:: Material shown ::
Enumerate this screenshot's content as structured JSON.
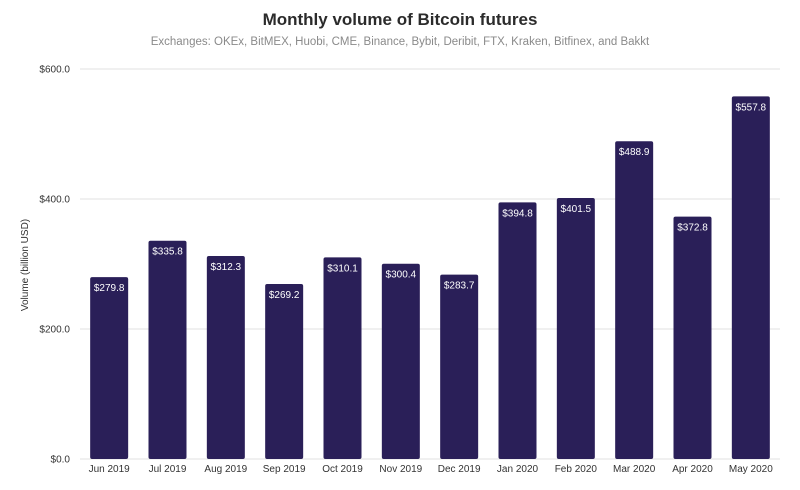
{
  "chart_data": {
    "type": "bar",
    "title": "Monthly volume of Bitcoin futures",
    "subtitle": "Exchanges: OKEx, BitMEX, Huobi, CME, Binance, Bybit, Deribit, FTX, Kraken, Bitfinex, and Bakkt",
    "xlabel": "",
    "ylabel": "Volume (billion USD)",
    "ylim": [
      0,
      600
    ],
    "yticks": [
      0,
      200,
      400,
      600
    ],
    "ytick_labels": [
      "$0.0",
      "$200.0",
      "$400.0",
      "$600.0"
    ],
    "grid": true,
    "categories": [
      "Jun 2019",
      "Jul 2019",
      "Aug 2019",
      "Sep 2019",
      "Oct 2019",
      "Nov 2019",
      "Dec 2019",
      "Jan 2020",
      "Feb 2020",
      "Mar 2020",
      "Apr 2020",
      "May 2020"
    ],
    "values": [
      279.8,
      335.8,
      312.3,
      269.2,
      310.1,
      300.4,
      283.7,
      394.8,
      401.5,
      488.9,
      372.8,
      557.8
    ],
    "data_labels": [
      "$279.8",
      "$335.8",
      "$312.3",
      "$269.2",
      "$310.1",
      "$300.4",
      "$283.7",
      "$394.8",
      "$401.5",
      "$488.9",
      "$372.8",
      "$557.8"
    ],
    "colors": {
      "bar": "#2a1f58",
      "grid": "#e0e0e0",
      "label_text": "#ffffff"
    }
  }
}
:::
:: Material shown ::
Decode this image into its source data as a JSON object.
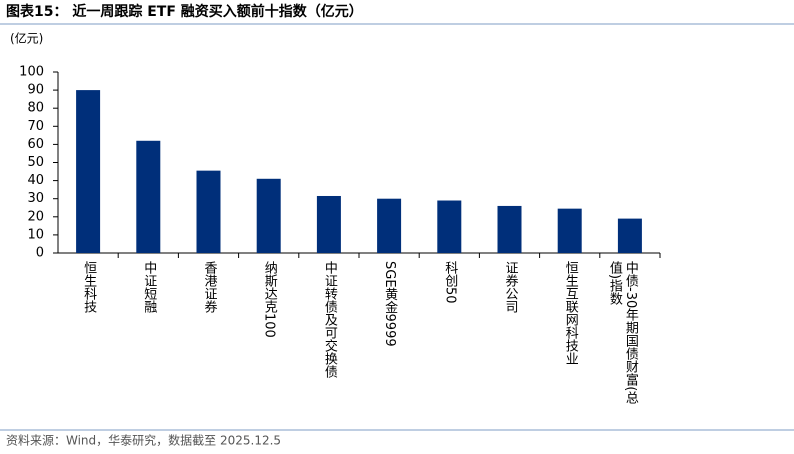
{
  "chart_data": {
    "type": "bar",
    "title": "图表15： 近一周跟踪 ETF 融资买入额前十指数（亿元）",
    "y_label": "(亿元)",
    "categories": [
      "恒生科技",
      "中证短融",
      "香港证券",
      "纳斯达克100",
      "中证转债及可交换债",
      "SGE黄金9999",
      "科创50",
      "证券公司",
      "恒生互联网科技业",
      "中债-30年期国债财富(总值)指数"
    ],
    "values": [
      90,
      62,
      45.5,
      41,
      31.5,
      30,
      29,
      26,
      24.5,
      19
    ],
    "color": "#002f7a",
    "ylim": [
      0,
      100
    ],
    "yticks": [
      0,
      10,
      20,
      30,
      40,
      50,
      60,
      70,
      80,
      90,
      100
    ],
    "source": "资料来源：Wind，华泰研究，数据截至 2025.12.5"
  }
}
:::
Task description: Show every line in the records above that contains the word "source".

Answer for the task:
Decode this image into its source data as a JSON object.
    "source": "资料来源：Wind，华泰研究，数据截至 2025.12.5"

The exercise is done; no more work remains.